(Figure content listings)
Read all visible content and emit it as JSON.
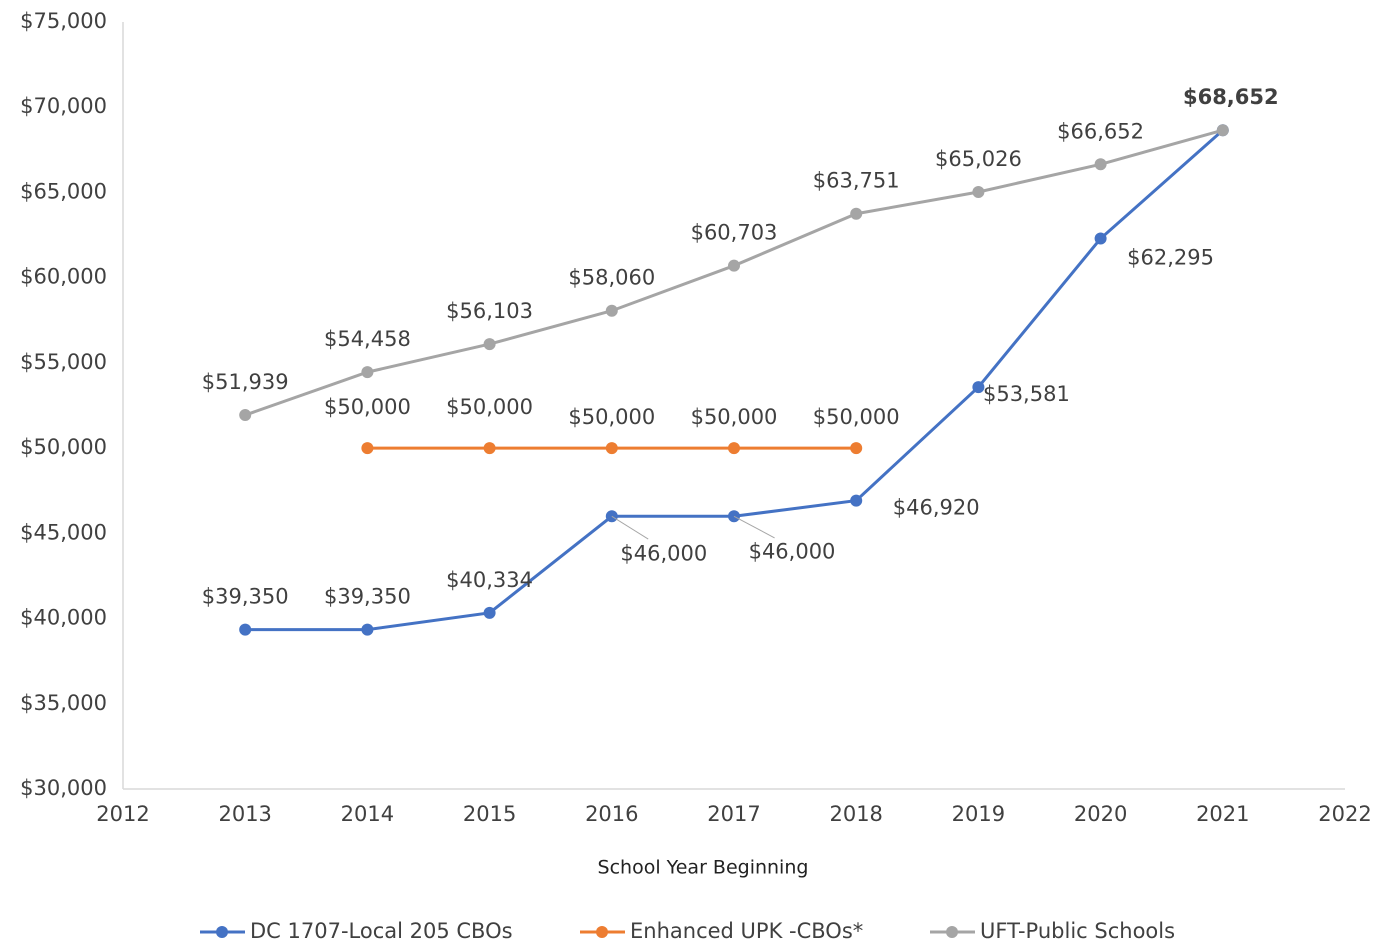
{
  "chart_data": {
    "type": "line",
    "x_label": "School Year Beginning",
    "x": [
      2013,
      2014,
      2015,
      2016,
      2017,
      2018,
      2019,
      2020,
      2021
    ],
    "series": [
      {
        "name": "DC 1707-Local 205 CBOs",
        "color": "#4472c4",
        "values": [
          39350,
          39350,
          40334,
          46000,
          46000,
          46920,
          53581,
          62295,
          68652
        ],
        "value_labels": [
          "$39,350",
          "$39,350",
          "$40,334",
          "$46,000",
          "$46,000",
          "$46,920",
          "$53,581",
          "$62,295",
          null
        ]
      },
      {
        "name": "Enhanced UPK -CBOs*",
        "color": "#ed7d31",
        "values": [
          null,
          50000,
          50000,
          50000,
          50000,
          50000,
          null,
          null,
          null
        ],
        "value_labels": [
          null,
          "$50,000",
          "$50,000",
          "$50,000",
          "$50,000",
          "$50,000",
          null,
          null,
          null
        ]
      },
      {
        "name": "UFT-Public Schools",
        "color": "#a5a5a5",
        "values": [
          51939,
          54458,
          56103,
          58060,
          60703,
          63751,
          65026,
          66652,
          68652
        ],
        "value_labels": [
          "$51,939",
          "$54,458",
          "$56,103",
          "$58,060",
          "$60,703",
          "$63,751",
          "$65,026",
          "$66,652",
          "$68,652"
        ]
      }
    ],
    "xlim": [
      2012,
      2022
    ],
    "xticks": [
      2012,
      2013,
      2014,
      2015,
      2016,
      2017,
      2018,
      2019,
      2020,
      2021,
      2022
    ],
    "ylim": [
      30000,
      75000
    ],
    "yticks": [
      {
        "value": 30000,
        "label": "$30,000"
      },
      {
        "value": 35000,
        "label": "$35,000"
      },
      {
        "value": 40000,
        "label": "$40,000"
      },
      {
        "value": 45000,
        "label": "$45,000"
      },
      {
        "value": 50000,
        "label": "$50,000"
      },
      {
        "value": 55000,
        "label": "$55,000"
      },
      {
        "value": 60000,
        "label": "$60,000"
      },
      {
        "value": 65000,
        "label": "$65,000"
      },
      {
        "value": 70000,
        "label": "$70,000"
      },
      {
        "value": 75000,
        "label": "$75,000"
      }
    ],
    "grid": false,
    "legend": "bottom"
  }
}
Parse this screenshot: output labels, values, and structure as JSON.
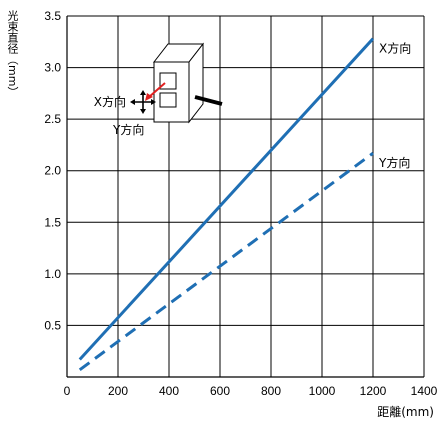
{
  "chart_data": {
    "type": "line",
    "ylabel": "光束直径（mm）",
    "xlabel": "距離(mm)",
    "xlim": [
      0,
      1400
    ],
    "ylim": [
      0,
      3.5
    ],
    "xticks": [
      "0",
      "200",
      "400",
      "600",
      "800",
      "1000",
      "1200",
      "1400"
    ],
    "yticks": [
      "0.5",
      "1.0",
      "1.5",
      "2.0",
      "2.5",
      "3.0",
      "3.5"
    ],
    "grid": true,
    "series": [
      {
        "name": "X方向",
        "style": "solid",
        "color": "#1f6fb4",
        "points": [
          [
            50,
            0.17
          ],
          [
            1200,
            3.28
          ]
        ]
      },
      {
        "name": "Y方向",
        "style": "dashed",
        "color": "#1f6fb4",
        "points": [
          [
            50,
            0.07
          ],
          [
            1200,
            2.17
          ]
        ]
      }
    ],
    "inset": {
      "x_label": "X方向",
      "y_label": "Y方向"
    }
  }
}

Set exercise: Word for word, please, restate the lines of the listing from the one holding "Parse this screenshot: output" down to the last line, leaving out any pictures.

Result of the exercise:
Parse this screenshot: output labels, values, and structure as JSON.
{
  "chart_data": {
    "type": "line",
    "ylabel": "光束直径（mm）",
    "xlabel": "距離(mm)",
    "xlim": [
      0,
      1400
    ],
    "ylim": [
      0,
      3.5
    ],
    "xticks": [
      "0",
      "200",
      "400",
      "600",
      "800",
      "1000",
      "1200",
      "1400"
    ],
    "yticks": [
      "0.5",
      "1.0",
      "1.5",
      "2.0",
      "2.5",
      "3.0",
      "3.5"
    ],
    "grid": true,
    "series": [
      {
        "name": "X方向",
        "style": "solid",
        "color": "#1f6fb4",
        "points": [
          [
            50,
            0.17
          ],
          [
            1200,
            3.28
          ]
        ]
      },
      {
        "name": "Y方向",
        "style": "dashed",
        "color": "#1f6fb4",
        "points": [
          [
            50,
            0.07
          ],
          [
            1200,
            2.17
          ]
        ]
      }
    ],
    "inset": {
      "x_label": "X方向",
      "y_label": "Y方向"
    }
  }
}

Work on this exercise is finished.